PROBLEM:
Return each line of the material verbatim.

[Saved entries]
+ + + +

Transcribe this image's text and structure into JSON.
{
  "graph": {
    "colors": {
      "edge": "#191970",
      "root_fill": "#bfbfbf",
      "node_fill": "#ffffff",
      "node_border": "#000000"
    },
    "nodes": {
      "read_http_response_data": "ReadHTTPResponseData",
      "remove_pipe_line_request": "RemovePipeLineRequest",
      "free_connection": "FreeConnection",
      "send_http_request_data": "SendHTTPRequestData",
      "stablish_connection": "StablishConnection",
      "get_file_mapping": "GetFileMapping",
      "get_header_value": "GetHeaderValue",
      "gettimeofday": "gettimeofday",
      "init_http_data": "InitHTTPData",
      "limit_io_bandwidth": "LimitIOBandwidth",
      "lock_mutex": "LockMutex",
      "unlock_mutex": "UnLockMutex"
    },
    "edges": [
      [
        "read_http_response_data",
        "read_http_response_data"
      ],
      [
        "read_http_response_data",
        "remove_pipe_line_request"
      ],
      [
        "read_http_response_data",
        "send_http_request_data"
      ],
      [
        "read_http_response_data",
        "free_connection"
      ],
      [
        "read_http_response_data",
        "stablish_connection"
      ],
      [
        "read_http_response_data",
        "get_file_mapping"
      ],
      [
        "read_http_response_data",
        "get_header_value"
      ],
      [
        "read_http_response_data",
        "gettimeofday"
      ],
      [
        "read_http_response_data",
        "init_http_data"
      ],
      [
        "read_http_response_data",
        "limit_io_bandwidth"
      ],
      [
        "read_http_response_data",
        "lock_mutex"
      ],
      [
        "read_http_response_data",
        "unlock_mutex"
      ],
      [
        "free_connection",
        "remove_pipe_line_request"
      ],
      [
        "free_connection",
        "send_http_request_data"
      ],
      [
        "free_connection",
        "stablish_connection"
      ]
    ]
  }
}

+ + + +

SOLUTION TO THIS EXERCISE:
Transcribe this image's text and structure into JSON.
{
  "graph": {
    "colors": {
      "edge": "#191970",
      "root_fill": "#bfbfbf",
      "node_fill": "#ffffff",
      "node_border": "#000000"
    },
    "nodes": {
      "read_http_response_data": "ReadHTTPResponseData",
      "remove_pipe_line_request": "RemovePipeLineRequest",
      "free_connection": "FreeConnection",
      "send_http_request_data": "SendHTTPRequestData",
      "stablish_connection": "StablishConnection",
      "get_file_mapping": "GetFileMapping",
      "get_header_value": "GetHeaderValue",
      "gettimeofday": "gettimeofday",
      "init_http_data": "InitHTTPData",
      "limit_io_bandwidth": "LimitIOBandwidth",
      "lock_mutex": "LockMutex",
      "unlock_mutex": "UnLockMutex"
    },
    "edges": [
      [
        "read_http_response_data",
        "read_http_response_data"
      ],
      [
        "read_http_response_data",
        "remove_pipe_line_request"
      ],
      [
        "read_http_response_data",
        "send_http_request_data"
      ],
      [
        "read_http_response_data",
        "free_connection"
      ],
      [
        "read_http_response_data",
        "stablish_connection"
      ],
      [
        "read_http_response_data",
        "get_file_mapping"
      ],
      [
        "read_http_response_data",
        "get_header_value"
      ],
      [
        "read_http_response_data",
        "gettimeofday"
      ],
      [
        "read_http_response_data",
        "init_http_data"
      ],
      [
        "read_http_response_data",
        "limit_io_bandwidth"
      ],
      [
        "read_http_response_data",
        "lock_mutex"
      ],
      [
        "read_http_response_data",
        "unlock_mutex"
      ],
      [
        "free_connection",
        "remove_pipe_line_request"
      ],
      [
        "free_connection",
        "send_http_request_data"
      ],
      [
        "free_connection",
        "stablish_connection"
      ]
    ]
  }
}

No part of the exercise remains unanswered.